(Data excerpts)
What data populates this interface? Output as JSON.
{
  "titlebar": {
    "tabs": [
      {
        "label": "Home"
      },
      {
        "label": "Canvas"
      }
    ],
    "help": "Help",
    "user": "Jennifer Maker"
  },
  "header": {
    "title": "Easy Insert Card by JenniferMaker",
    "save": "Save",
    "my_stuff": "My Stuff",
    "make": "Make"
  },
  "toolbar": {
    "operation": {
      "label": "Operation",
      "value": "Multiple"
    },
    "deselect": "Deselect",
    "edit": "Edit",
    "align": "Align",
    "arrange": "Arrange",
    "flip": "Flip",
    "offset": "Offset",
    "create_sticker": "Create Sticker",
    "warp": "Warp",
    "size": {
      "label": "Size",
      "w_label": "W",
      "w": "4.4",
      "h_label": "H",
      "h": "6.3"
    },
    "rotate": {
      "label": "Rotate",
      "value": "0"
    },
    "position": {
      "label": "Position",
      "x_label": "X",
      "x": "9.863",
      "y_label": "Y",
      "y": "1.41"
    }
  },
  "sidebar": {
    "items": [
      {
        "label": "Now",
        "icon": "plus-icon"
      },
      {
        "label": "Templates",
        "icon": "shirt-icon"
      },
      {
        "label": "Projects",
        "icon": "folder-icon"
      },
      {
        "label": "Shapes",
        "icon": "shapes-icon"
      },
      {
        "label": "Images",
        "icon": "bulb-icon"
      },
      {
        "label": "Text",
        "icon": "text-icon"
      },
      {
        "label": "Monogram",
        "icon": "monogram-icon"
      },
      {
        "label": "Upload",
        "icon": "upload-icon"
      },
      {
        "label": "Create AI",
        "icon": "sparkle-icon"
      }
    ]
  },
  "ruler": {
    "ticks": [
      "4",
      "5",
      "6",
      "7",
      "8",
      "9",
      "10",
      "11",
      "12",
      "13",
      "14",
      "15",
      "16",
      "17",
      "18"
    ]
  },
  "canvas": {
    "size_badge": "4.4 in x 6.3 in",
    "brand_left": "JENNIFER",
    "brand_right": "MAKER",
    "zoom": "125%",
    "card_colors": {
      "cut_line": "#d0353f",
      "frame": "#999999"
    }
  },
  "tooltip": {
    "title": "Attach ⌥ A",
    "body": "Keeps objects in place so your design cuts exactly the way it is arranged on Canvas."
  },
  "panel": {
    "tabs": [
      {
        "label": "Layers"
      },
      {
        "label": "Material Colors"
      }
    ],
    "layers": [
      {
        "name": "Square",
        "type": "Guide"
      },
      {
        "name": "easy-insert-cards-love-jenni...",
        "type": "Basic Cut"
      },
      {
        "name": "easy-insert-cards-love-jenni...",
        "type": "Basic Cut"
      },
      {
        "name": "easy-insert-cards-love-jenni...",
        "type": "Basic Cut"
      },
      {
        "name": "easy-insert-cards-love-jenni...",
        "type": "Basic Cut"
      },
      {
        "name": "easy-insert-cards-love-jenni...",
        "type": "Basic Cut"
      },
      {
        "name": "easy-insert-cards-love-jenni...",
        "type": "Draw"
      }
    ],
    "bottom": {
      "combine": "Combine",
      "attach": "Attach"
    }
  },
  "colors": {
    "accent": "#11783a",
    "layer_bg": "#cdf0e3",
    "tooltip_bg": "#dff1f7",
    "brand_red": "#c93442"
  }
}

- **GIVEN INSTRUCTION**:
Would you copy out each line exactly as written?

- **FINAL RESULT**:
What data populates this interface? Output as JSON.
{
  "titlebar": {
    "tabs": [
      {
        "label": "Home"
      },
      {
        "label": "Canvas"
      }
    ],
    "help": "Help",
    "user": "Jennifer Maker"
  },
  "header": {
    "title": "Easy Insert Card by JenniferMaker",
    "save": "Save",
    "my_stuff": "My Stuff",
    "make": "Make"
  },
  "toolbar": {
    "operation": {
      "label": "Operation",
      "value": "Multiple"
    },
    "deselect": "Deselect",
    "edit": "Edit",
    "align": "Align",
    "arrange": "Arrange",
    "flip": "Flip",
    "offset": "Offset",
    "create_sticker": "Create Sticker",
    "warp": "Warp",
    "size": {
      "label": "Size",
      "w_label": "W",
      "w": "4.4",
      "h_label": "H",
      "h": "6.3"
    },
    "rotate": {
      "label": "Rotate",
      "value": "0"
    },
    "position": {
      "label": "Position",
      "x_label": "X",
      "x": "9.863",
      "y_label": "Y",
      "y": "1.41"
    }
  },
  "sidebar": {
    "items": [
      {
        "label": "Now",
        "icon": "plus-icon"
      },
      {
        "label": "Templates",
        "icon": "shirt-icon"
      },
      {
        "label": "Projects",
        "icon": "folder-icon"
      },
      {
        "label": "Shapes",
        "icon": "shapes-icon"
      },
      {
        "label": "Images",
        "icon": "bulb-icon"
      },
      {
        "label": "Text",
        "icon": "text-icon"
      },
      {
        "label": "Monogram",
        "icon": "monogram-icon"
      },
      {
        "label": "Upload",
        "icon": "upload-icon"
      },
      {
        "label": "Create AI",
        "icon": "sparkle-icon"
      }
    ]
  },
  "ruler": {
    "ticks": [
      "4",
      "5",
      "6",
      "7",
      "8",
      "9",
      "10",
      "11",
      "12",
      "13",
      "14",
      "15",
      "16",
      "17",
      "18"
    ]
  },
  "canvas": {
    "size_badge": "4.4 in x 6.3 in",
    "brand_left": "JENNIFER",
    "brand_right": "MAKER",
    "zoom": "125%",
    "card_colors": {
      "cut_line": "#d0353f",
      "frame": "#999999"
    }
  },
  "tooltip": {
    "title": "Attach ⌥ A",
    "body": "Keeps objects in place so your design cuts exactly the way it is arranged on Canvas."
  },
  "panel": {
    "tabs": [
      {
        "label": "Layers"
      },
      {
        "label": "Material Colors"
      }
    ],
    "layers": [
      {
        "name": "Square",
        "type": "Guide"
      },
      {
        "name": "easy-insert-cards-love-jenni...",
        "type": "Basic Cut"
      },
      {
        "name": "easy-insert-cards-love-jenni...",
        "type": "Basic Cut"
      },
      {
        "name": "easy-insert-cards-love-jenni...",
        "type": "Basic Cut"
      },
      {
        "name": "easy-insert-cards-love-jenni...",
        "type": "Basic Cut"
      },
      {
        "name": "easy-insert-cards-love-jenni...",
        "type": "Basic Cut"
      },
      {
        "name": "easy-insert-cards-love-jenni...",
        "type": "Draw"
      }
    ],
    "bottom": {
      "combine": "Combine",
      "attach": "Attach"
    }
  },
  "colors": {
    "accent": "#11783a",
    "layer_bg": "#cdf0e3",
    "tooltip_bg": "#dff1f7",
    "brand_red": "#c93442"
  }
}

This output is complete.